>> begin Provided data
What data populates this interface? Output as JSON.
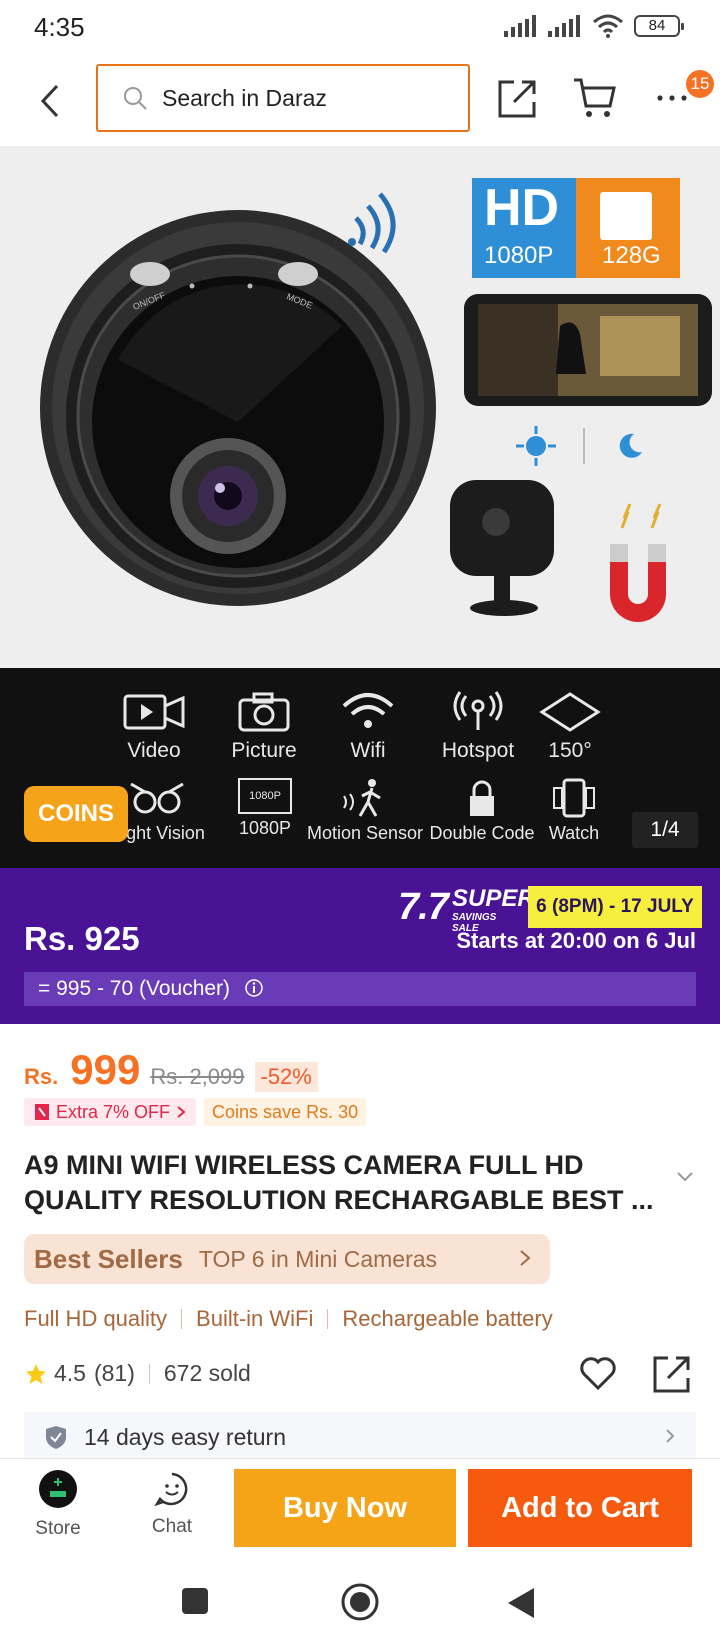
{
  "status_bar": {
    "time": "4:35",
    "battery": "84"
  },
  "topbar": {
    "search_placeholder": "Search in Daraz",
    "cart_badge": "15"
  },
  "gallery": {
    "hd_label": "HD",
    "resolution_label": "1080P",
    "storage_label": "128G",
    "button_on_off": "ON/OFF",
    "button_mode": "MODE",
    "features": [
      {
        "label": "Video",
        "icon": "video-camera-icon"
      },
      {
        "label": "Picture",
        "icon": "camera-icon"
      },
      {
        "label": "Wifi",
        "icon": "wifi-icon"
      },
      {
        "label": "Hotspot",
        "icon": "hotspot-icon"
      },
      {
        "label": "150°",
        "icon": "angle-icon"
      },
      {
        "label": "Night Vision",
        "icon": "owl-eyes-icon"
      },
      {
        "label": "1080P",
        "icon": "hd-screen-icon"
      },
      {
        "label": "Motion Sensor",
        "icon": "motion-icon"
      },
      {
        "label": "Double Code",
        "icon": "lock-icon"
      },
      {
        "label": "Watch",
        "icon": "phone-icon"
      }
    ],
    "screen_1080p": "1080P",
    "coins": "COINS",
    "counter": "1/4"
  },
  "promo": {
    "price": "Rs. 925",
    "sale_number": "7.7",
    "sale_super": "SUPER",
    "sale_sub": "SAVINGS SALE",
    "date_chip": "6 (8PM) - 17 JULY",
    "starts": "Starts at 20:00 on 6 Jul",
    "voucher_calc": "= 995 - 70 (Voucher)"
  },
  "product": {
    "currency": "Rs.",
    "price": "999",
    "original_price": "Rs. 2,099",
    "discount": "-52%",
    "extra_off": "Extra 7% OFF",
    "coins_save": "Coins save Rs. 30",
    "title": "A9 MINI WIFI WIRELESS CAMERA FULL HD QUALITY RESOLUTION RECHARGABLE BEST ...",
    "best_sellers": "Best Sellers",
    "best_rank": "TOP 6 in Mini Cameras",
    "highlights": [
      "Full HD quality",
      "Built-in WiFi",
      "Rechargeable battery"
    ],
    "rating": "4.5",
    "reviews": "(81)",
    "sold": "672 sold",
    "return_policy": "14 days easy return"
  },
  "actions": {
    "store": "Store",
    "chat": "Chat",
    "buy_now": "Buy Now",
    "add_to_cart": "Add to Cart"
  },
  "colors": {
    "accent": "#f57224",
    "promo_bg": "#4a1396",
    "buy_now": "#f5a418",
    "add_to_cart": "#f55a0f"
  }
}
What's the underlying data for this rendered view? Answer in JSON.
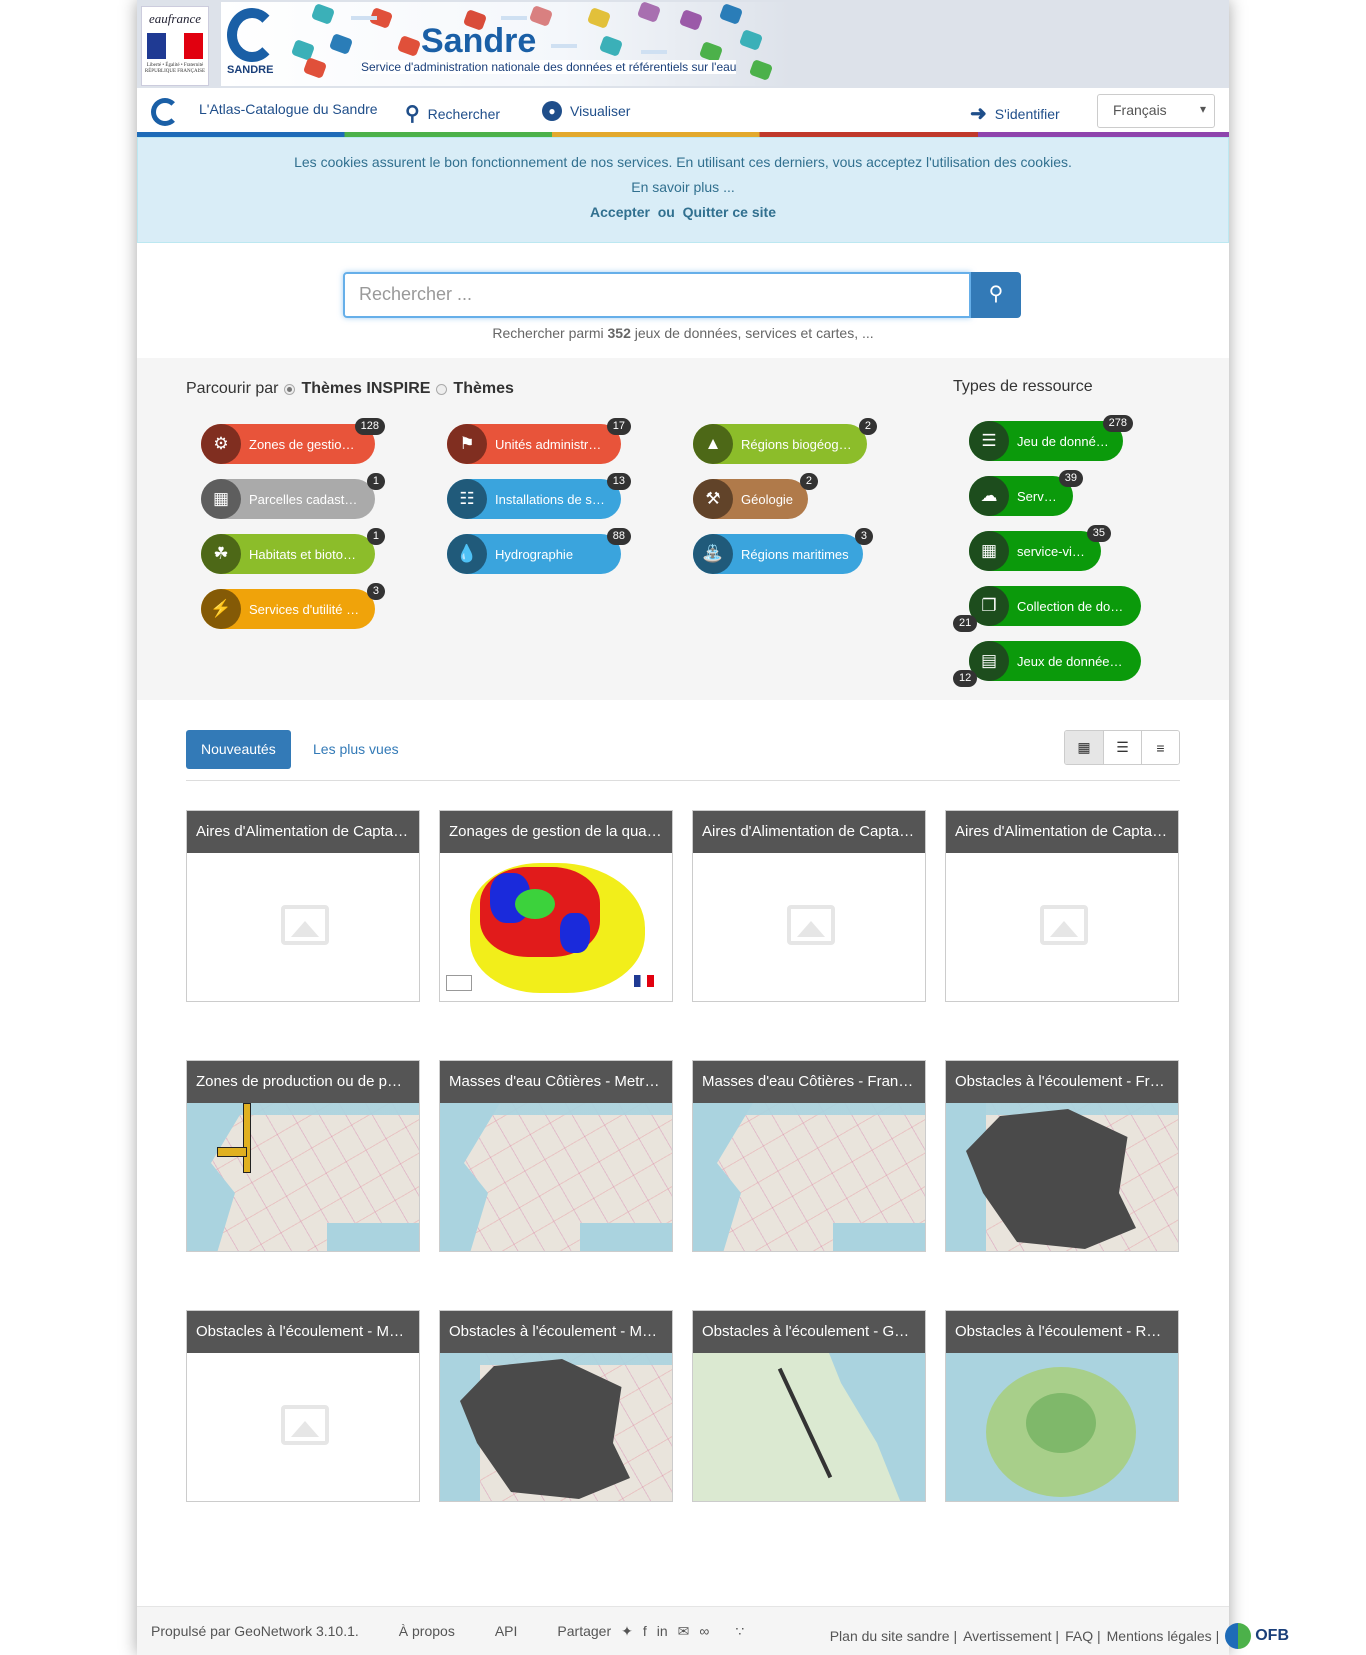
>> end Provided data
# What you are asked to do:
Transcribe all of the records above character for character. Exclude the pictures.

# Response to this exercise:
What data populates this interface? Output as JSON.
{
  "status_bar": {
    "time": "4:35",
    "battery": "84"
  },
  "topbar": {
    "search_placeholder": "Search in Daraz",
    "cart_badge": "15"
  },
  "gallery": {
    "hd_label": "HD",
    "resolution_label": "1080P",
    "storage_label": "128G",
    "button_on_off": "ON/OFF",
    "button_mode": "MODE",
    "features": [
      {
        "label": "Video",
        "icon": "video-camera-icon"
      },
      {
        "label": "Picture",
        "icon": "camera-icon"
      },
      {
        "label": "Wifi",
        "icon": "wifi-icon"
      },
      {
        "label": "Hotspot",
        "icon": "hotspot-icon"
      },
      {
        "label": "150°",
        "icon": "angle-icon"
      },
      {
        "label": "Night Vision",
        "icon": "owl-eyes-icon"
      },
      {
        "label": "1080P",
        "icon": "hd-screen-icon"
      },
      {
        "label": "Motion Sensor",
        "icon": "motion-icon"
      },
      {
        "label": "Double Code",
        "icon": "lock-icon"
      },
      {
        "label": "Watch",
        "icon": "phone-icon"
      }
    ],
    "screen_1080p": "1080P",
    "coins": "COINS",
    "counter": "1/4"
  },
  "promo": {
    "price": "Rs. 925",
    "sale_number": "7.7",
    "sale_super": "SUPER",
    "sale_sub": "SAVINGS SALE",
    "date_chip": "6 (8PM) - 17 JULY",
    "starts": "Starts at 20:00 on 6 Jul",
    "voucher_calc": "= 995 - 70 (Voucher)"
  },
  "product": {
    "currency": "Rs.",
    "price": "999",
    "original_price": "Rs. 2,099",
    "discount": "-52%",
    "extra_off": "Extra 7% OFF",
    "coins_save": "Coins save Rs. 30",
    "title": "A9 MINI WIFI WIRELESS CAMERA FULL HD QUALITY RESOLUTION RECHARGABLE BEST ...",
    "best_sellers": "Best Sellers",
    "best_rank": "TOP 6 in Mini Cameras",
    "highlights": [
      "Full HD quality",
      "Built-in WiFi",
      "Rechargeable battery"
    ],
    "rating": "4.5",
    "reviews": "(81)",
    "sold": "672 sold",
    "return_policy": "14 days easy return"
  },
  "actions": {
    "store": "Store",
    "chat": "Chat",
    "buy_now": "Buy Now",
    "add_to_cart": "Add to Cart"
  },
  "colors": {
    "accent": "#f57224",
    "promo_bg": "#4a1396",
    "buy_now": "#f5a418",
    "add_to_cart": "#f55a0f"
  }
}
What's the underlying data for this rendered view? Answer in JSON.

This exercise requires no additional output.